• _PROBLEMS AND TASKS_:
- 1) Reproduce the passage of the essay on Los Angeles starting at "Here are a few" and ending at "mirror the physical?".
- 2) Carry on the essay on Los Angeles from its last sentence.

• _TEXT SHOWN_:
_ _ _ _ _ _ _

The Complicatedness of Los Angeles

Smart people demean Los Angeles in conversation more than any other big city in America. The pollution, the traffic, the anti-intellectual culture, the sprawl. And that's just the start. Most of the myths about L.A. circulate because locals don't feel a need to mount a vigorous defense. Talk bad about L.A. to an Angeleno and be ready for a shrug that says, "Don't like it? Great. Stay out. More room for us."

When I'm in these conversations, even as the San Francisco outsider that I am, I stress just one point: Los Angeles is the most complicated city in America. It's extremely hard to spend a week there and "get it." It's inaccessible. It's not friendly to just-stopping-in visitors. You don't have to love L.A. (though I do). Just withhold judgment until you've spent meaningful time there.

Here are a few reasons why I think Los Angeles deserves the honor of "most complicated":

* Decentralization. Los Angeles is a sprawling monstrosity of freeways. It's decentralized in every way. There is no one Los Angeles; there are many L.A.'s. There is not a "downtown" from which everything emanates. Other big cities are physically compact. Consider New York. It's easy to get around in New York. You can take the subway around Manhattan with no problem, the streets are straight and sequential, the tourist sights are concentrated, all the important companies are in one place, the five boroughs are well-defined, etc. San Francisco is the same way. NY and SF are dense in both geography and identity. Does the "metaphysical" mirror the physical?

_ _ _ _ _ _ _

• _ROWS_:
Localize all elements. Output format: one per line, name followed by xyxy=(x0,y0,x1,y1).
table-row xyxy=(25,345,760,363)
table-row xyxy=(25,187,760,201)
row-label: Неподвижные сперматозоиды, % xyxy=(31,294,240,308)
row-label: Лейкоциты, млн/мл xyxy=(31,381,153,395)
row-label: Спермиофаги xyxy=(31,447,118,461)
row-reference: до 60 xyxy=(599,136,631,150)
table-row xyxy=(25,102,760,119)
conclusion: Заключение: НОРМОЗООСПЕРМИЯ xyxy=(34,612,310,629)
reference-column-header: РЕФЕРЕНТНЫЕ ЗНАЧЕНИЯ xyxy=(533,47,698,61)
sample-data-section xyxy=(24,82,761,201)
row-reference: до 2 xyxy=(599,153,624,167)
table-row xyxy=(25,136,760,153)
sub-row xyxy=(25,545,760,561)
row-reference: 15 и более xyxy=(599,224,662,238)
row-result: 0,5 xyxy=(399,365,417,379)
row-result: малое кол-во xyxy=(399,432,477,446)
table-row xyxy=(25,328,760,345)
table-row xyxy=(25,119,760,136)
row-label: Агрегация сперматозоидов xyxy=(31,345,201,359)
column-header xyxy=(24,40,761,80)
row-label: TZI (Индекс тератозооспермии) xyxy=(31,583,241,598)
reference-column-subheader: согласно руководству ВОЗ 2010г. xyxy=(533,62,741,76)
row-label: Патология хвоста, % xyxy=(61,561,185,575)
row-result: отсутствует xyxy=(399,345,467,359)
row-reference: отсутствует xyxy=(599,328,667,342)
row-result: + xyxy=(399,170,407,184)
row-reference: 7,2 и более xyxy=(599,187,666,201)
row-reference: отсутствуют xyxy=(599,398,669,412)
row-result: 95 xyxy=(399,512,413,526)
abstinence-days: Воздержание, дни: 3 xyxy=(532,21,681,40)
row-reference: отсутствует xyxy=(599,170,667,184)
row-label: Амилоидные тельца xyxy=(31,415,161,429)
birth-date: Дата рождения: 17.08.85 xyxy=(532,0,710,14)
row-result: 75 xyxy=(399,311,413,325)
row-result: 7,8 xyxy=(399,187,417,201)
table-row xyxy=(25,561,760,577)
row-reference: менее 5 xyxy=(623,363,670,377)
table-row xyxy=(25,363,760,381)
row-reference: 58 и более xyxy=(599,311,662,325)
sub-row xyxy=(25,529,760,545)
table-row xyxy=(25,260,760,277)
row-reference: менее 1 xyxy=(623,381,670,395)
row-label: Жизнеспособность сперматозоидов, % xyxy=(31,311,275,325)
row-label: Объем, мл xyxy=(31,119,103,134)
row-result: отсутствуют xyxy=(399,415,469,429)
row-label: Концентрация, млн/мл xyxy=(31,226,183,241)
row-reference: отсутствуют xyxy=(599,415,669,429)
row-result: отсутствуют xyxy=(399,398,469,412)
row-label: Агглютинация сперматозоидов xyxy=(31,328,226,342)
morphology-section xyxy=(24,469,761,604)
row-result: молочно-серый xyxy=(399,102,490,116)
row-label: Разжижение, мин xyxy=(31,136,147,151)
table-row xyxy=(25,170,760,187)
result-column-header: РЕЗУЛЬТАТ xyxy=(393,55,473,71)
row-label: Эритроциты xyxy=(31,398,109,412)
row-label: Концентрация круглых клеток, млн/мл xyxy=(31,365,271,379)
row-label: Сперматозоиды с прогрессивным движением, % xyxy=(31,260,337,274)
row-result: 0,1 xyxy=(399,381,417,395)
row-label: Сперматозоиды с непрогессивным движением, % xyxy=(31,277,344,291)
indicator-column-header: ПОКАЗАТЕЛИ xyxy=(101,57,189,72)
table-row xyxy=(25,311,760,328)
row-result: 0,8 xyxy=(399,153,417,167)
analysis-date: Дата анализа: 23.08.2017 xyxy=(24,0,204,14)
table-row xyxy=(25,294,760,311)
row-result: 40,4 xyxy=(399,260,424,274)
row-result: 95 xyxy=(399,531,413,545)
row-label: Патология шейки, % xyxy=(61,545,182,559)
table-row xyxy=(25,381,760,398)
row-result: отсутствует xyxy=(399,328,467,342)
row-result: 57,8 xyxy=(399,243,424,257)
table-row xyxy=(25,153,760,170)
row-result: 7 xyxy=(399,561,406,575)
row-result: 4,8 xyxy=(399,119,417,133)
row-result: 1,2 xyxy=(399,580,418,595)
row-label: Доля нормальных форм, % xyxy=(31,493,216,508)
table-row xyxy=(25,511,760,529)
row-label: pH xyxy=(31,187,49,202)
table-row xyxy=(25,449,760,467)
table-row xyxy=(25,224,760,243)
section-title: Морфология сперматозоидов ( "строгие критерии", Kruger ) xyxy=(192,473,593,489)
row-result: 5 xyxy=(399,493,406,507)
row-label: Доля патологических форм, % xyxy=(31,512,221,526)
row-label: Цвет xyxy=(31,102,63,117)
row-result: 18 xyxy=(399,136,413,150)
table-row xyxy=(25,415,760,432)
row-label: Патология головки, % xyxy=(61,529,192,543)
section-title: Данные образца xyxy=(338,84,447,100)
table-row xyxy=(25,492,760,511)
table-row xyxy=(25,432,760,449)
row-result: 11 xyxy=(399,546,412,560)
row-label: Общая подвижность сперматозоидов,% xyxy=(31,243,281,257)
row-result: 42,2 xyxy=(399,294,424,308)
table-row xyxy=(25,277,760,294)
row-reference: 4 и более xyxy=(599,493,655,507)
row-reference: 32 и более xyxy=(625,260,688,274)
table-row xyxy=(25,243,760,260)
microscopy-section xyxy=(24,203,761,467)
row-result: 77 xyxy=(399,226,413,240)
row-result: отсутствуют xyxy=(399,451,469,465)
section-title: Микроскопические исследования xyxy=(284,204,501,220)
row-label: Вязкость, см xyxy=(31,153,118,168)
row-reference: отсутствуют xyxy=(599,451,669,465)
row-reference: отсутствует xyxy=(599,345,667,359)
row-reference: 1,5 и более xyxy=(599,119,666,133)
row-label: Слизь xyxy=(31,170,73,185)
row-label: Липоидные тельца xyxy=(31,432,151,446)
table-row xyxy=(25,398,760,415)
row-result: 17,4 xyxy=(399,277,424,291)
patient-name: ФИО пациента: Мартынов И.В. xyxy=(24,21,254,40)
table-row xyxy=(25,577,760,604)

_ _ _ _ _ _ _

• _TASK RESULTS_:
- 1)
Here are a few reasons why I think Los Angeles deserves the honor of "most complicated":

* Decentralization. Los Angeles is a sprawling monstrosity of freeways. It's decentralized in every way. There is no one Los Angeles; there are many L.A.'s. There is not a "downtown" from which everything emanates. Other big cities are physically compact. Consider New York. It's easy to get around in New York. You can take the subway around Manhattan with no problem, the streets are straight and sequential, the tourist sights are concentrated, all the important companies are in one place, the five boroughs are well-defined, etc. San Francisco is the same way. NY and SF are dense in both geography and identity. Does the "metaphysical" mirror the physical?

- 2)
* The scope and scale of the region's economic activity. The 22-million-strong Southern California basin means moviemaking and entertainment are just a piece of the economic activity. There are more manufacturing jobs in Los Angeles county, for example, than in the entire state of Michigan. The L.A./Long Beach ports comprise the fifth busiest in the world and the most important in the western hemisphere. Imports from China arrive first in Los Angeles. Understanding the economics of Hollywood does not mean you understand the economics of L.A.

* Los Angeles is the most ethnically diverse place in the world. It is "the most diverse human habitation in human history," says Robert Putnam. Many people forget this, since L.A.'s diversity is not as integrated as New York's or London's. You cannot walk around a Times Square equivalent and feel like you're in a melting pot. You have to work at it. But this doesn't mean immigrants are non-existent; quite the contrary. All these different people, all the different ways of thinking, the hundreds of different languages spoken: it complicates things, as the movie Crash depicts. (This is why, by the way, many foodies call Los Angeles the best ethnic food city in the world. Cultural omnivore Tyler Cowen calls L.A. his favorite American city.)

* The rich/poor contrasts; economic diversity. The Economist once called West Los Angeles the glitziest concentration of wealth on the planet. Then there's Southeast L.A., right around the corner. There's Skid Row. Then there's Beverly Hills. Even the Bronx/Manhattan or Hunter's Point/Pacific Heights contrasts don't rival what exists in Los Angeles.

* There is not one unifying civic identity. Los Angeles doesn't impose a civic identity on its people like New York or San Francisco. L.A. writers don't identify as an "L.A. writer" like New York writers do. You're more alone in L.A. You're more anonymous. (The positive spin: you can most easily be yourself in Los Angeles.) Los Angeles has some of the lowest levels of trust among its people — ie, neighbors trust each other less. I would guess that civic pride is lower there than in most other places.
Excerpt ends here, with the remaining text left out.